### Stored rows:
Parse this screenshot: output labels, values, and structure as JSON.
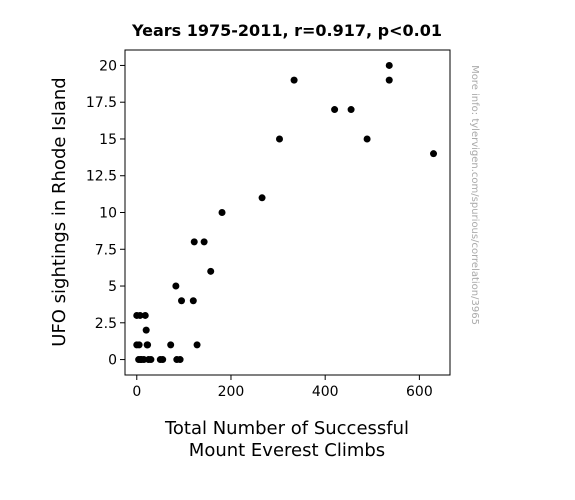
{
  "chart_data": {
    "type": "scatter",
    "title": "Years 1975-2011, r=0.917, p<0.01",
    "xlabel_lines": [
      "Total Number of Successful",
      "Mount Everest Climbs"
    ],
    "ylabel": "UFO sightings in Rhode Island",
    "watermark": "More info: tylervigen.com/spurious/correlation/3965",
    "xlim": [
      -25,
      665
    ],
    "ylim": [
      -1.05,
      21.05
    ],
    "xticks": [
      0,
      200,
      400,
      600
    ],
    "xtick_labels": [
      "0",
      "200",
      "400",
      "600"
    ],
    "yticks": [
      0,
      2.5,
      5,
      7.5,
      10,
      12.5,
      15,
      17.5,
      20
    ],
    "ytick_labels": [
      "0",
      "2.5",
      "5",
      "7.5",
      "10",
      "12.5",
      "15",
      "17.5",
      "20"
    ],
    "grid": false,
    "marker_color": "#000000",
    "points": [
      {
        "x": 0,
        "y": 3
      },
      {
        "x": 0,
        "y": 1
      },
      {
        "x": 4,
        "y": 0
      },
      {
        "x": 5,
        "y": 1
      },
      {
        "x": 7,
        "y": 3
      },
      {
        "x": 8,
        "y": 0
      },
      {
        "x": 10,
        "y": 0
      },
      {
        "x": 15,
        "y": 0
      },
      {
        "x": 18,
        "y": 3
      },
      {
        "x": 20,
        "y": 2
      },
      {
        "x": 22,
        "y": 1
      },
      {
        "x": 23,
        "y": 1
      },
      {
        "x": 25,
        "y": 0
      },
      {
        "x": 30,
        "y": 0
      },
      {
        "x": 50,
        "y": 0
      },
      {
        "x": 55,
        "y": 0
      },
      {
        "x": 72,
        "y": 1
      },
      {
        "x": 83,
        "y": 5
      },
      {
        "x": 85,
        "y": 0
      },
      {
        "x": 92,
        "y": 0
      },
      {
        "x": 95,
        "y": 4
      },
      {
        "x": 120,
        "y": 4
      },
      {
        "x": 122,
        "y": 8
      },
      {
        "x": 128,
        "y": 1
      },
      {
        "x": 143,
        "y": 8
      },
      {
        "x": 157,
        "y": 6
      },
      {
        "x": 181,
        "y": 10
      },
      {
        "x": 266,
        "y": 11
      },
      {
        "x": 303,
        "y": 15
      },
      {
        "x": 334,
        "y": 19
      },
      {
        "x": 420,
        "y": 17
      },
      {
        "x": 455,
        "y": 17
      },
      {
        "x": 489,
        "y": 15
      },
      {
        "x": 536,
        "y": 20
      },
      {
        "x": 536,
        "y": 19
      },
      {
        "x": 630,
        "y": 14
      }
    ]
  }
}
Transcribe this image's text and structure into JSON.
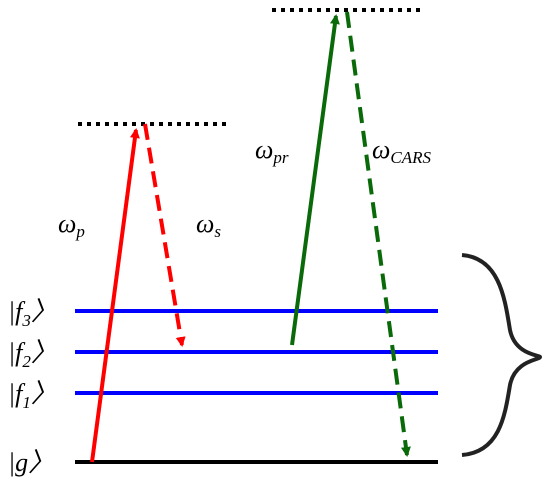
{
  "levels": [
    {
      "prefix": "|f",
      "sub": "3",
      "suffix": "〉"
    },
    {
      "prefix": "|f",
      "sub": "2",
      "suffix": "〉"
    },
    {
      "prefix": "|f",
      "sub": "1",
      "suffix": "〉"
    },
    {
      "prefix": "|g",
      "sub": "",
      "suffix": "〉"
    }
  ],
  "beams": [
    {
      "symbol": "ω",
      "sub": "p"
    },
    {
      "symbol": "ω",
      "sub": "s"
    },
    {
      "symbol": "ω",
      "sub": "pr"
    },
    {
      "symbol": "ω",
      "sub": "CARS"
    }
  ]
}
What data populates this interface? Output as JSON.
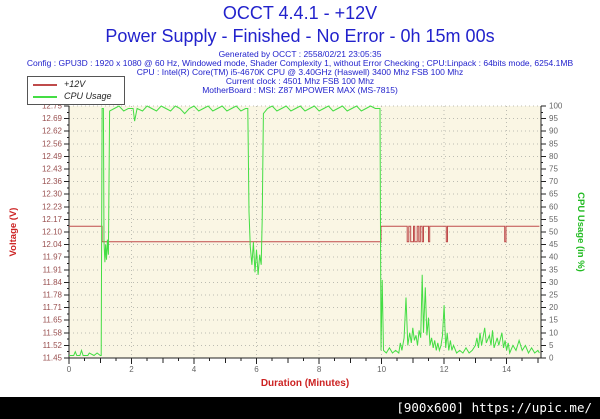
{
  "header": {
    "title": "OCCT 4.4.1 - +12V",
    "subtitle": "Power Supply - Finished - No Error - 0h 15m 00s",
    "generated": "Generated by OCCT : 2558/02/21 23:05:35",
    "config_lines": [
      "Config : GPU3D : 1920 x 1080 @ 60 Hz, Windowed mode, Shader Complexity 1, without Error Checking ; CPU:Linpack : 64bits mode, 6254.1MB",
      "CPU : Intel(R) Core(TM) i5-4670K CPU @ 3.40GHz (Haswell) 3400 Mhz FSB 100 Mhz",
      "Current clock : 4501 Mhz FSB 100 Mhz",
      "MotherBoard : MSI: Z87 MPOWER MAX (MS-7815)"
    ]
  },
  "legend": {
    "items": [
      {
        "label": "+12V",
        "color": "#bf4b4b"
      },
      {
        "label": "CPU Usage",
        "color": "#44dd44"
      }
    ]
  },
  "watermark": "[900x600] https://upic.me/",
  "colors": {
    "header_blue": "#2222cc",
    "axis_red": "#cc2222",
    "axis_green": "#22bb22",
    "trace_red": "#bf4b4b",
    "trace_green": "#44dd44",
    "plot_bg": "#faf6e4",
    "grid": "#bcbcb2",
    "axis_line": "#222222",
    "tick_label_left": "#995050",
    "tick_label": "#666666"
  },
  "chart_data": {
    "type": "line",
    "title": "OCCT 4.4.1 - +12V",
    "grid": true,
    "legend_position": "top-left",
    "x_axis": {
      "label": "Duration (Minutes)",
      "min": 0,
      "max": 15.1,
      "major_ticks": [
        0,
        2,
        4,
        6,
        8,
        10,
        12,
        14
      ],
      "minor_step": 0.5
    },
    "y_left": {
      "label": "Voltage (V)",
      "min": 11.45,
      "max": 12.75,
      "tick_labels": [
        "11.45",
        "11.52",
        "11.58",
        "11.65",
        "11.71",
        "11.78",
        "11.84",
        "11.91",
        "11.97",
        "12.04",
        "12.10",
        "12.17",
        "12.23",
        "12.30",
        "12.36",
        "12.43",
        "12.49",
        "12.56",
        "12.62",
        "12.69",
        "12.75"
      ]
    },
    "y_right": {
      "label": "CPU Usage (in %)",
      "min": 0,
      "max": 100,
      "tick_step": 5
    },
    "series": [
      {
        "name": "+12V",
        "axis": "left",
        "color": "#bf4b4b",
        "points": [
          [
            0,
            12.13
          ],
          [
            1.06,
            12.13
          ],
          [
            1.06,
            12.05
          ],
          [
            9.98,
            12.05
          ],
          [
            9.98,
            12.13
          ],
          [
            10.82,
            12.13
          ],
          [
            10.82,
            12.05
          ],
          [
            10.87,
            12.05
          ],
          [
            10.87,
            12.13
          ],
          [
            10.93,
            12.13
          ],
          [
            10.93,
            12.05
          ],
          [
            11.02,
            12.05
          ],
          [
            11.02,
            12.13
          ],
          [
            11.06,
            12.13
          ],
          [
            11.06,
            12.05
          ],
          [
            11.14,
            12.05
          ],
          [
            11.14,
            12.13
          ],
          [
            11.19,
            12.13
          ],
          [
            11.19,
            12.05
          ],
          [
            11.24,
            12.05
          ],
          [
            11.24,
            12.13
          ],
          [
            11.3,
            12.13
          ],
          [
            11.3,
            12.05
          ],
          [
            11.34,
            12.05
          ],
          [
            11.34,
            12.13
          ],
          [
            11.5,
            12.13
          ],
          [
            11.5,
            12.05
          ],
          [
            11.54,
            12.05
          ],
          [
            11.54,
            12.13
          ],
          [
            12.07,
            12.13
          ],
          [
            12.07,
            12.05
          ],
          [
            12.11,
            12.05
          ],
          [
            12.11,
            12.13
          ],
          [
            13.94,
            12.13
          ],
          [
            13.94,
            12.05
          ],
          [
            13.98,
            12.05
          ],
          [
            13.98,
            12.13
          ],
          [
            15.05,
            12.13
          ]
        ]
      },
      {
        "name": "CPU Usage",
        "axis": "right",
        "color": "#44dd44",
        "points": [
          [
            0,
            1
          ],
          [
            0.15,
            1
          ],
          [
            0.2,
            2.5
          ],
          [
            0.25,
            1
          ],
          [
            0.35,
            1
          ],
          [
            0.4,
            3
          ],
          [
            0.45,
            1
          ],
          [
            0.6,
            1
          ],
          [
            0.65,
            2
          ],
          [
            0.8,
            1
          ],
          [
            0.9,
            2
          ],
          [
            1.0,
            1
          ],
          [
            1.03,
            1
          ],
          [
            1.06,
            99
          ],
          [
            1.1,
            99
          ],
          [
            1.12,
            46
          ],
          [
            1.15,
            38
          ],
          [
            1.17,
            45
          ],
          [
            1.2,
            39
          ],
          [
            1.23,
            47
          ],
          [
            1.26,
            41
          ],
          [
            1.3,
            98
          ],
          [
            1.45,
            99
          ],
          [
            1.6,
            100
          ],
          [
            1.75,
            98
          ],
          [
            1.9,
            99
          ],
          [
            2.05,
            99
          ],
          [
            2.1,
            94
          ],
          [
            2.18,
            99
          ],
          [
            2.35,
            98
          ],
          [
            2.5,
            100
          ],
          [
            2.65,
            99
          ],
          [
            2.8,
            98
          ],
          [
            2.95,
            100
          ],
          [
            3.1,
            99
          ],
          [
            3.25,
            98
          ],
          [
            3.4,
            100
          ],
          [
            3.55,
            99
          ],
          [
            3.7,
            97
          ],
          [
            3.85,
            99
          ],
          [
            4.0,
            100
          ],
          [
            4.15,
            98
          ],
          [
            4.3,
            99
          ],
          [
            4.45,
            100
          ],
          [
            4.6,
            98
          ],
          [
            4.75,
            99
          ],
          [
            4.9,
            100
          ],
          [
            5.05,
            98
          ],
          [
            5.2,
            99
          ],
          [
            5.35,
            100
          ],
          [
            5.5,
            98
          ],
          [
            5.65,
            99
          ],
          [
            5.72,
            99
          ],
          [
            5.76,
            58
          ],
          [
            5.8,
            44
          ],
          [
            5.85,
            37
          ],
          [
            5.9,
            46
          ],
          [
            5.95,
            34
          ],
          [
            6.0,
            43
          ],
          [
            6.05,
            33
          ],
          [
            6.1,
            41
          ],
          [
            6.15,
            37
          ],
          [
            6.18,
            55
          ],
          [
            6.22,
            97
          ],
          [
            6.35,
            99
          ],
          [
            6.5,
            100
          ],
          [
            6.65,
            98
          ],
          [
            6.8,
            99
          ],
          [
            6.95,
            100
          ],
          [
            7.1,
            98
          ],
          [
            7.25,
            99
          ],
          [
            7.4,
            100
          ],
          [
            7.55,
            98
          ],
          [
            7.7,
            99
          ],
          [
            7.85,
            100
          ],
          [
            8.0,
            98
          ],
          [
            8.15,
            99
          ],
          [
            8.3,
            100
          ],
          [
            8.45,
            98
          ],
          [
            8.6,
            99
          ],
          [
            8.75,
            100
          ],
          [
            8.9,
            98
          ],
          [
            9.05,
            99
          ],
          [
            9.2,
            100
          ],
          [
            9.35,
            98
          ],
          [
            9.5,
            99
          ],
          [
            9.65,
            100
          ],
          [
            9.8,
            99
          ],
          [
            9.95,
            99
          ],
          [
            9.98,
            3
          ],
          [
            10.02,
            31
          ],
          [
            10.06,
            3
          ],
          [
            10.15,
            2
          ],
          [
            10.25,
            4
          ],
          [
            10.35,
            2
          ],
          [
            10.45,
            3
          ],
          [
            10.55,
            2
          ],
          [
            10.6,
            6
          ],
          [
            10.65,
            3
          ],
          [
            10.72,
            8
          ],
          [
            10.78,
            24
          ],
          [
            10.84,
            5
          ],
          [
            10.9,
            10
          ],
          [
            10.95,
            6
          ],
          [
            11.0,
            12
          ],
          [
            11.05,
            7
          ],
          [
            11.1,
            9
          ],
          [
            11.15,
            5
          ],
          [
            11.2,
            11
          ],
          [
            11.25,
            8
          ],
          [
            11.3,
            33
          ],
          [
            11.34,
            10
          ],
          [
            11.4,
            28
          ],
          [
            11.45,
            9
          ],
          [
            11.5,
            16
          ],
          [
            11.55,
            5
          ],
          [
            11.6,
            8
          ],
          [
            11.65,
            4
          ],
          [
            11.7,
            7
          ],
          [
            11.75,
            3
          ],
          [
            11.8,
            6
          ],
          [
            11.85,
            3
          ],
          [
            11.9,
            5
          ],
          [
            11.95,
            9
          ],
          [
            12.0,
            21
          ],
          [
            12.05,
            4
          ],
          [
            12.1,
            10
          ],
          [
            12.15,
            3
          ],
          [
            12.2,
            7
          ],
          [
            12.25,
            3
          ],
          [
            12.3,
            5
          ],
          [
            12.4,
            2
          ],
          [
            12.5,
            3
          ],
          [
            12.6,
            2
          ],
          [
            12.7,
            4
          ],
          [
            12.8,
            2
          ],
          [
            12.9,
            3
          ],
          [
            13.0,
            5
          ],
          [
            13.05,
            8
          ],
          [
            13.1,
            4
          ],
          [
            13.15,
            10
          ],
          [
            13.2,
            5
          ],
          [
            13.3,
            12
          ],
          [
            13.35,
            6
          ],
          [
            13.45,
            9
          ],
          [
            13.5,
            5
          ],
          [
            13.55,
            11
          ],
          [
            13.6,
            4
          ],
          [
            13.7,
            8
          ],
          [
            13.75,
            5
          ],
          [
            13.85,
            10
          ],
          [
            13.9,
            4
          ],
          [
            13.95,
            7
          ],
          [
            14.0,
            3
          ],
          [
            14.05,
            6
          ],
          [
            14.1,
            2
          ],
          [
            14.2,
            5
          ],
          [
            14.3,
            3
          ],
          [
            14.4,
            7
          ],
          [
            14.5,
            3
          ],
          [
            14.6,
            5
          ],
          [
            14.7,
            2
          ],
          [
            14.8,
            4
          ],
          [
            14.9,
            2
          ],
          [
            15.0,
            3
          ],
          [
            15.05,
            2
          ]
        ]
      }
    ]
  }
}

### Exercise:
Copy out the lines in which the string "this" appears.

### The reply:
Parse this screenshot: output labels, values, and structure as JSON.
Transcribe this image's text and structure into JSON.
What data populates this interface? Output as JSON.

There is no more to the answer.